(Dataset items)
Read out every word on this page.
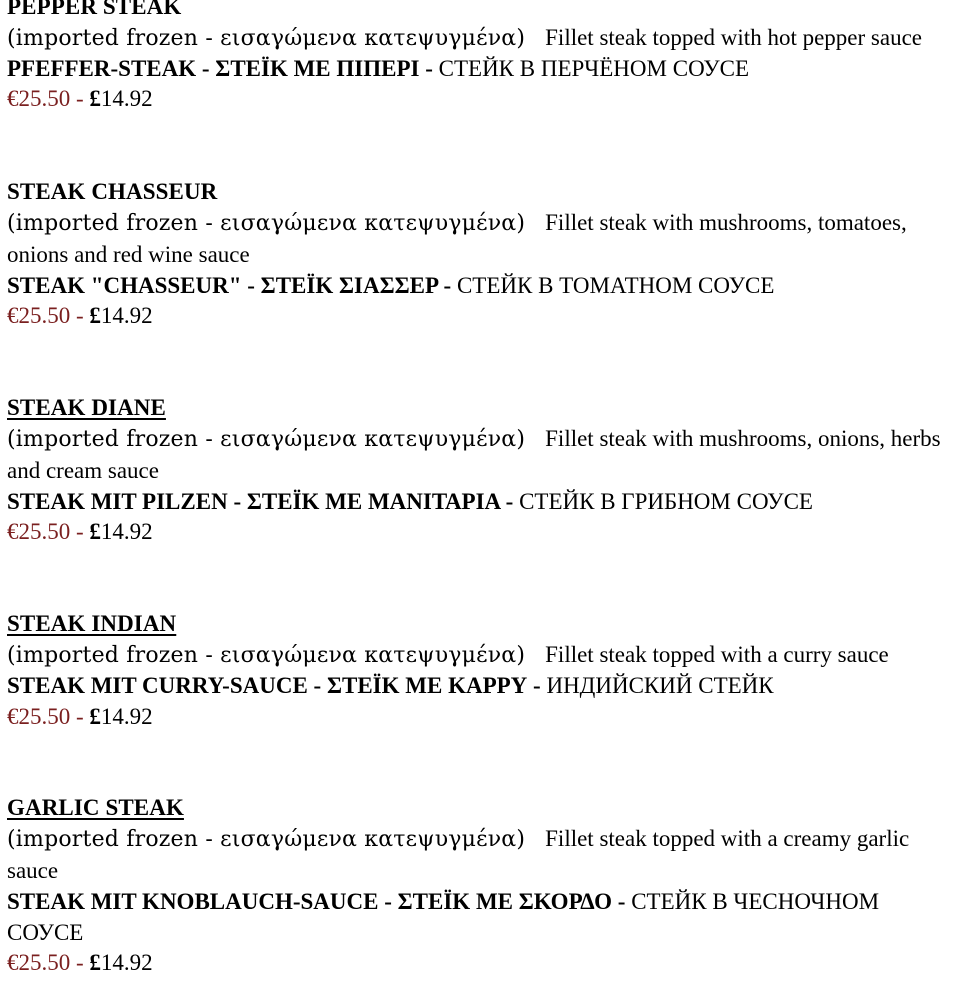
PEPPER STEAK

(imported frozen - εισαγώμενα κατεψυγμένα) Fillet steak topped with hot pepper sauce

PFEFFER-STEAK - ΣΤΕΪΚ ΜΕ ΠΙΠΕΡΙ - СТЕЙК В ПЕРЧЁНОМ СОУСЕ

€25.50 - £14.92

STEAK CHASSEUR

(imported frozen - εισαγώμενα κατεψυγμένα) Fillet steak with mushrooms, tomatoes, onions and red wine sauce

STEAK "CHASSEUR" - ΣΤΕΪΚ ΣΙΑΣΣΕΡ - СТЕЙК В ТОМАТНОМ СОУСЕ

€25.50 - £14.92

STEAK DIANE

(imported frozen - εισαγώμενα κατεψυγμένα) Fillet steak with mushrooms, onions, herbs and cream sauce

STEAK MIT PILZEN - ΣΤΕΪΚ ΜΕ ΜΑΝΙΤΑΡΙΑ - СТЕЙК В ГРИБНОМ СОУСЕ

€25.50 - £14.92

STEAK INDIAN

(imported frozen - εισαγώμενα κατεψυγμένα) Fillet steak topped with a curry sauce

STEAK MIT CURRY-SAUCE - ΣΤΕΪΚ ΜΕ ΚΑΡΡΥ - ИНДИЙСКИЙ СТЕЙК

€25.50 - £14.92

GARLIC STEAK

(imported frozen - εισαγώμενα κατεψυγμένα) Fillet steak topped with a creamy garlic sauce

STEAK MIT KNOBLAUCH-SAUCE - ΣΤΕΪΚ ΜΕ ΣΚΟΡΔΟ - СТЕЙК В ЧЕСНОЧНОМ СОУСЕ

€25.50 - £14.92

[Written problem]: Pull out every line above that holds the word "mushrooms".

[Answer for the task]:
(imported frozen - εισαγώμενα κατεψυγμένα) Fillet steak with mushrooms, tomatoes, onions and red wine sauce
(imported frozen - εισαγώμενα κατεψυγμένα) Fillet steak with mushrooms, onions, herbs and cream sauce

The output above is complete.